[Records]
━━━━
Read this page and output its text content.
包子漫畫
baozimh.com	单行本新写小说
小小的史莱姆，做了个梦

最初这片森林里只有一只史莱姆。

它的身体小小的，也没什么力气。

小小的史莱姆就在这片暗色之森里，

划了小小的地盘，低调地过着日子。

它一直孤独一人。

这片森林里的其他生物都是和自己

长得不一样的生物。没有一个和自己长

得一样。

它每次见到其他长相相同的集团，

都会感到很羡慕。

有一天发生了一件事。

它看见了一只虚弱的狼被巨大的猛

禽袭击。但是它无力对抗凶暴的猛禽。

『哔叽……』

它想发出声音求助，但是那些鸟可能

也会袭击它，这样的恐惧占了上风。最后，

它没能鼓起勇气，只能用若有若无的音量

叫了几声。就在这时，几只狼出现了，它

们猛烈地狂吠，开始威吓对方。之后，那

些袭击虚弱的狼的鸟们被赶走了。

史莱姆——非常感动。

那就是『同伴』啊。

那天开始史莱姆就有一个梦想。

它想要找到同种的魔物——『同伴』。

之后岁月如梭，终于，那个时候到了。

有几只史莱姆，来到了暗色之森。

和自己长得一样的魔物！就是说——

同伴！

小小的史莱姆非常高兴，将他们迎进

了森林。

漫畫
━━━━
**Required task**
Extract each line from the listing above, please, and repeat it exactly.

**Response below**
Read this page and output its text content.
包子漫畫
baozimh.com	单行本新写小说
小小的史莱姆，做了个梦

最初这片森林里只有一只史莱姆。

它的身体小小的，也没什么力气。

小小的史莱姆就在这片暗色之森里，

划了小小的地盘，低调地过着日子。

它一直孤独一人。

这片森林里的其他生物都是和自己

长得不一样的生物。没有一个和自己长

得一样。

它每次见到其他长相相同的集团，

都会感到很羡慕。

有一天发生了一件事。

它看见了一只虚弱的狼被巨大的猛

禽袭击。但是它无力对抗凶暴的猛禽。

『哔叽……』

它想发出声音求助，但是那些鸟可能

也会袭击它，这样的恐惧占了上风。最后，

它没能鼓起勇气，只能用若有若无的音量

叫了几声。就在这时，几只狼出现了，它

们猛烈地狂吠，开始威吓对方。之后，那

些袭击虚弱的狼的鸟们被赶走了。

史莱姆——非常感动。

那就是『同伴』啊。

那天开始史莱姆就有一个梦想。

它想要找到同种的魔物——『同伴』。

之后岁月如梭，终于，那个时候到了。

有几只史莱姆，来到了暗色之森。

和自己长得一样的魔物！就是说——

同伴！

小小的史莱姆非常高兴，将他们迎进

了森林。

漫畫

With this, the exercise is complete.